WRITTEN REQUEST: Quote every line of the material beneath this one.

Source records
....

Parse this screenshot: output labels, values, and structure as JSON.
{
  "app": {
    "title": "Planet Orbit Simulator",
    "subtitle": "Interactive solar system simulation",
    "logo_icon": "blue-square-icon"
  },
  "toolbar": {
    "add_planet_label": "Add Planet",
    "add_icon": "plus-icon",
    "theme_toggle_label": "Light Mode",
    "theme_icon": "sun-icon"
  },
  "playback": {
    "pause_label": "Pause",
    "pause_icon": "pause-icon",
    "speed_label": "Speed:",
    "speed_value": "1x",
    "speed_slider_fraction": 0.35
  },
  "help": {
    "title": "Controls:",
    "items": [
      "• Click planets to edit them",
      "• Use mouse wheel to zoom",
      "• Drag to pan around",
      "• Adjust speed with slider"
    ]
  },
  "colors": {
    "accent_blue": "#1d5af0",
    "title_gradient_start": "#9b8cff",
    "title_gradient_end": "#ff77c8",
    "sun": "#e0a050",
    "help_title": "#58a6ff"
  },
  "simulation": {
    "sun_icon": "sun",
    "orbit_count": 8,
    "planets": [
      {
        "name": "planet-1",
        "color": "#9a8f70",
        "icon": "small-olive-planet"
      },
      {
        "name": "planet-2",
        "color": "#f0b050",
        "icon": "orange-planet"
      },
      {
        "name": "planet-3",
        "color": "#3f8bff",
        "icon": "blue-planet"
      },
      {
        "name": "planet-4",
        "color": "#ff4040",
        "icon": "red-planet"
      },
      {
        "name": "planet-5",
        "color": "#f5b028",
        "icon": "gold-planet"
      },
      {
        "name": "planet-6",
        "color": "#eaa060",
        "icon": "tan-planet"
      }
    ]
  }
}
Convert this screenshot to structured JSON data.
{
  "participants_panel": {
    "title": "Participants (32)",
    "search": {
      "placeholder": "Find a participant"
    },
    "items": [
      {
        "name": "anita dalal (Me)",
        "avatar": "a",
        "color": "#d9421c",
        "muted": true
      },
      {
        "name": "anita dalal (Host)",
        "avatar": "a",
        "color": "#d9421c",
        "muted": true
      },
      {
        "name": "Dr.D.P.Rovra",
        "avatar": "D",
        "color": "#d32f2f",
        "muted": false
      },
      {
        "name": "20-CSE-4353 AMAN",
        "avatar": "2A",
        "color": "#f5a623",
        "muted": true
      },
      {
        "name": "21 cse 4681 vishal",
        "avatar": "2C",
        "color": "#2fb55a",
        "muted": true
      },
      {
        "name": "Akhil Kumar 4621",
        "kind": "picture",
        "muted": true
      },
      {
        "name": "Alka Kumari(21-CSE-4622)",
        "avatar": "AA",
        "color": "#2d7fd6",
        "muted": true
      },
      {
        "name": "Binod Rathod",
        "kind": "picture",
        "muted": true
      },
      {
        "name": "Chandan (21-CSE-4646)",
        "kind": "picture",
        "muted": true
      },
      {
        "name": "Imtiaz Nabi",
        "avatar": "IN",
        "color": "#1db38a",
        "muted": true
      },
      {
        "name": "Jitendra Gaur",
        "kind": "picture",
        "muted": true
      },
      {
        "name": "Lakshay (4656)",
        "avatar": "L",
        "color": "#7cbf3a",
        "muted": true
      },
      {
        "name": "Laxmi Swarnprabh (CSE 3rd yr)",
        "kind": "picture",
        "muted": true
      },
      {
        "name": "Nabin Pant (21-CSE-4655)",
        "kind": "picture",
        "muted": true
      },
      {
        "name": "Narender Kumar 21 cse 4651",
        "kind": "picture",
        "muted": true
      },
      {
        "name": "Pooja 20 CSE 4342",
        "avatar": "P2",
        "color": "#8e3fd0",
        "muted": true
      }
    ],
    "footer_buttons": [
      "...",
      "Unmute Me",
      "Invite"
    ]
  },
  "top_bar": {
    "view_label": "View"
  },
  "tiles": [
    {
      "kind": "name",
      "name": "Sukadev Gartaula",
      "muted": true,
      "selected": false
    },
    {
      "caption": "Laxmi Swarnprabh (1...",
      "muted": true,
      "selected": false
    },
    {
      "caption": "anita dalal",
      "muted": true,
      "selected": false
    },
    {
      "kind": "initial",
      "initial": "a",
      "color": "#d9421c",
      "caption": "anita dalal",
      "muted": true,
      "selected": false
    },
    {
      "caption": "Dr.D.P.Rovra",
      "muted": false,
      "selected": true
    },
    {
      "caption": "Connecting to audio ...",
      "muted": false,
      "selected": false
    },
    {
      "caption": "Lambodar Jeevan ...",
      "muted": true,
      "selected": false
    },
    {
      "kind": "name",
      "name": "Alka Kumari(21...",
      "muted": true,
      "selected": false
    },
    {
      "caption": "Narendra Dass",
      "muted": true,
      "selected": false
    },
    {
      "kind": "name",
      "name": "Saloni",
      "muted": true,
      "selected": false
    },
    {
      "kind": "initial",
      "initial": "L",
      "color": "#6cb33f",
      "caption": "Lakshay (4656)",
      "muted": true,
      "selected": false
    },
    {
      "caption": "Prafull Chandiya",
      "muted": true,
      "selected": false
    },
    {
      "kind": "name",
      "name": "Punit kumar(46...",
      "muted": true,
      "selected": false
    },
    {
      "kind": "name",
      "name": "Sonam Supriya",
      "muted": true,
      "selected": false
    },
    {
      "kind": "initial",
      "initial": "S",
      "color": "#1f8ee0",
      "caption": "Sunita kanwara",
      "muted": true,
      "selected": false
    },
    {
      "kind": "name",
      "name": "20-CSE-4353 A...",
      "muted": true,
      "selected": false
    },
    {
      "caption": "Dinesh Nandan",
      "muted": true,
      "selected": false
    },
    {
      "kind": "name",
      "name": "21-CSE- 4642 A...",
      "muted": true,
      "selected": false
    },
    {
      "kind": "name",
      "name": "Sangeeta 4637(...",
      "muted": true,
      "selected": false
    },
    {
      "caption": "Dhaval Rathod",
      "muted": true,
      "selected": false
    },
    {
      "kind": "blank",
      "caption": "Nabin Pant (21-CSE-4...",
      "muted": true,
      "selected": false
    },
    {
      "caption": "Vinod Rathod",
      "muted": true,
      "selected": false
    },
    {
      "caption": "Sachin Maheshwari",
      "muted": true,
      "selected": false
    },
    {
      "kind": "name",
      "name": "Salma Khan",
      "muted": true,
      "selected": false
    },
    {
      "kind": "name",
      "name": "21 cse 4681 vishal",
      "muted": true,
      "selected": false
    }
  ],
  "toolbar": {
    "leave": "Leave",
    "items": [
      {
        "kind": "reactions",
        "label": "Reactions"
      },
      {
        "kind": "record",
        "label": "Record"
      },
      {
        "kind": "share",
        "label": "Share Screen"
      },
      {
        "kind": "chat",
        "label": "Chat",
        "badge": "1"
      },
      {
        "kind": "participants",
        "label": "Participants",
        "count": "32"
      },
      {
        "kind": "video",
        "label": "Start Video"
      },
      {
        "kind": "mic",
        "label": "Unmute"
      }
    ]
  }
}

....

RESPONSE TO THIS EXERCISE:
Parse this screenshot: output labels, values, and structure as JSON.
{
  "app": {
    "title": "Planet Orbit Simulator",
    "subtitle": "Interactive solar system simulation",
    "logo_icon": "blue-square-icon"
  },
  "toolbar": {
    "add_planet_label": "Add Planet",
    "add_icon": "plus-icon",
    "theme_toggle_label": "Light Mode",
    "theme_icon": "sun-icon"
  },
  "playback": {
    "pause_label": "Pause",
    "pause_icon": "pause-icon",
    "speed_label": "Speed:",
    "speed_value": "1x",
    "speed_slider_fraction": 0.35
  },
  "help": {
    "title": "Controls:",
    "items": [
      "• Click planets to edit them",
      "• Use mouse wheel to zoom",
      "• Drag to pan around",
      "• Adjust speed with slider"
    ]
  },
  "colors": {
    "accent_blue": "#1d5af0",
    "title_gradient_start": "#9b8cff",
    "title_gradient_end": "#ff77c8",
    "sun": "#e0a050",
    "help_title": "#58a6ff"
  },
  "simulation": {
    "sun_icon": "sun",
    "orbit_count": 8,
    "planets": [
      {
        "name": "planet-1",
        "color": "#9a8f70",
        "icon": "small-olive-planet"
      },
      {
        "name": "planet-2",
        "color": "#f0b050",
        "icon": "orange-planet"
      },
      {
        "name": "planet-3",
        "color": "#3f8bff",
        "icon": "blue-planet"
      },
      {
        "name": "planet-4",
        "color": "#ff4040",
        "icon": "red-planet"
      },
      {
        "name": "planet-5",
        "color": "#f5b028",
        "icon": "gold-planet"
      },
      {
        "name": "planet-6",
        "color": "#eaa060",
        "icon": "tan-planet"
      }
    ]
  }
}
Convert this screenshot to structured JSON data.
{
  "participants_panel": {
    "title": "Participants (32)",
    "search": {
      "placeholder": "Find a participant"
    },
    "items": [
      {
        "name": "anita dalal (Me)",
        "avatar": "a",
        "color": "#d9421c",
        "muted": true
      },
      {
        "name": "anita dalal (Host)",
        "avatar": "a",
        "color": "#d9421c",
        "muted": true
      },
      {
        "name": "Dr.D.P.Rovra",
        "avatar": "D",
        "color": "#d32f2f",
        "muted": false
      },
      {
        "name": "20-CSE-4353 AMAN",
        "avatar": "2A",
        "color": "#f5a623",
        "muted": true
      },
      {
        "name": "21 cse 4681 vishal",
        "avatar": "2C",
        "color": "#2fb55a",
        "muted": true
      },
      {
        "name": "Akhil Kumar 4621",
        "kind": "picture",
        "muted": true
      },
      {
        "name": "Alka Kumari(21-CSE-4622)",
        "avatar": "AA",
        "color": "#2d7fd6",
        "muted": true
      },
      {
        "name": "Binod Rathod",
        "kind": "picture",
        "muted": true
      },
      {
        "name": "Chandan (21-CSE-4646)",
        "kind": "picture",
        "muted": true
      },
      {
        "name": "Imtiaz Nabi",
        "avatar": "IN",
        "color": "#1db38a",
        "muted": true
      },
      {
        "name": "Jitendra Gaur",
        "kind": "picture",
        "muted": true
      },
      {
        "name": "Lakshay (4656)",
        "avatar": "L",
        "color": "#7cbf3a",
        "muted": true
      },
      {
        "name": "Laxmi Swarnprabh (CSE 3rd yr)",
        "kind": "picture",
        "muted": true
      },
      {
        "name": "Nabin Pant (21-CSE-4655)",
        "kind": "picture",
        "muted": true
      },
      {
        "name": "Narender Kumar 21 cse 4651",
        "kind": "picture",
        "muted": true
      },
      {
        "name": "Pooja 20 CSE 4342",
        "avatar": "P2",
        "color": "#8e3fd0",
        "muted": true
      }
    ],
    "footer_buttons": [
      "...",
      "Unmute Me",
      "Invite"
    ]
  },
  "top_bar": {
    "view_label": "View"
  },
  "tiles": [
    {
      "kind": "name",
      "name": "Sukadev Gartaula",
      "muted": true,
      "selected": false
    },
    {
      "caption": "Laxmi Swarnprabh (1...",
      "muted": true,
      "selected": false
    },
    {
      "caption": "anita dalal",
      "muted": true,
      "selected": false
    },
    {
      "kind": "initial",
      "initial": "a",
      "color": "#d9421c",
      "caption": "anita dalal",
      "muted": true,
      "selected": false
    },
    {
      "caption": "Dr.D.P.Rovra",
      "muted": false,
      "selected": true
    },
    {
      "caption": "Connecting to audio ...",
      "muted": false,
      "selected": false
    },
    {
      "caption": "Lambodar Jeevan ...",
      "muted": true,
      "selected": false
    },
    {
      "kind": "name",
      "name": "Alka Kumari(21...",
      "muted": true,
      "selected": false
    },
    {
      "caption": "Narendra Dass",
      "muted": true,
      "selected": false
    },
    {
      "kind": "name",
      "name": "Saloni",
      "muted": true,
      "selected": false
    },
    {
      "kind": "initial",
      "initial": "L",
      "color": "#6cb33f",
      "caption": "Lakshay (4656)",
      "muted": true,
      "selected": false
    },
    {
      "caption": "Prafull Chandiya",
      "muted": true,
      "selected": false
    },
    {
      "kind": "name",
      "name": "Punit kumar(46...",
      "muted": true,
      "selected": false
    },
    {
      "kind": "name",
      "name": "Sonam Supriya",
      "muted": true,
      "selected": false
    },
    {
      "kind": "initial",
      "initial": "S",
      "color": "#1f8ee0",
      "caption": "Sunita kanwara",
      "muted": true,
      "selected": false
    },
    {
      "kind": "name",
      "name": "20-CSE-4353 A...",
      "muted": true,
      "selected": false
    },
    {
      "caption": "Dinesh Nandan",
      "muted": true,
      "selected": false
    },
    {
      "kind": "name",
      "name": "21-CSE- 4642 A...",
      "muted": true,
      "selected": false
    },
    {
      "kind": "name",
      "name": "Sangeeta 4637(...",
      "muted": true,
      "selected": false
    },
    {
      "caption": "Dhaval Rathod",
      "muted": true,
      "selected": false
    },
    {
      "kind": "blank",
      "caption": "Nabin Pant (21-CSE-4...",
      "muted": true,
      "selected": false
    },
    {
      "caption": "Vinod Rathod",
      "muted": true,
      "selected": false
    },
    {
      "caption": "Sachin Maheshwari",
      "muted": true,
      "selected": false
    },
    {
      "kind": "name",
      "name": "Salma Khan",
      "muted": true,
      "selected": false
    },
    {
      "kind": "name",
      "name": "21 cse 4681 vishal",
      "muted": true,
      "selected": false
    }
  ],
  "toolbar": {
    "leave": "Leave",
    "items": [
      {
        "kind": "reactions",
        "label": "Reactions"
      },
      {
        "kind": "record",
        "label": "Record"
      },
      {
        "kind": "share",
        "label": "Share Screen"
      },
      {
        "kind": "chat",
        "label": "Chat",
        "badge": "1"
      },
      {
        "kind": "participants",
        "label": "Participants",
        "count": "32"
      },
      {
        "kind": "video",
        "label": "Start Video"
      },
      {
        "kind": "mic",
        "label": "Unmute"
      }
    ]
  }
}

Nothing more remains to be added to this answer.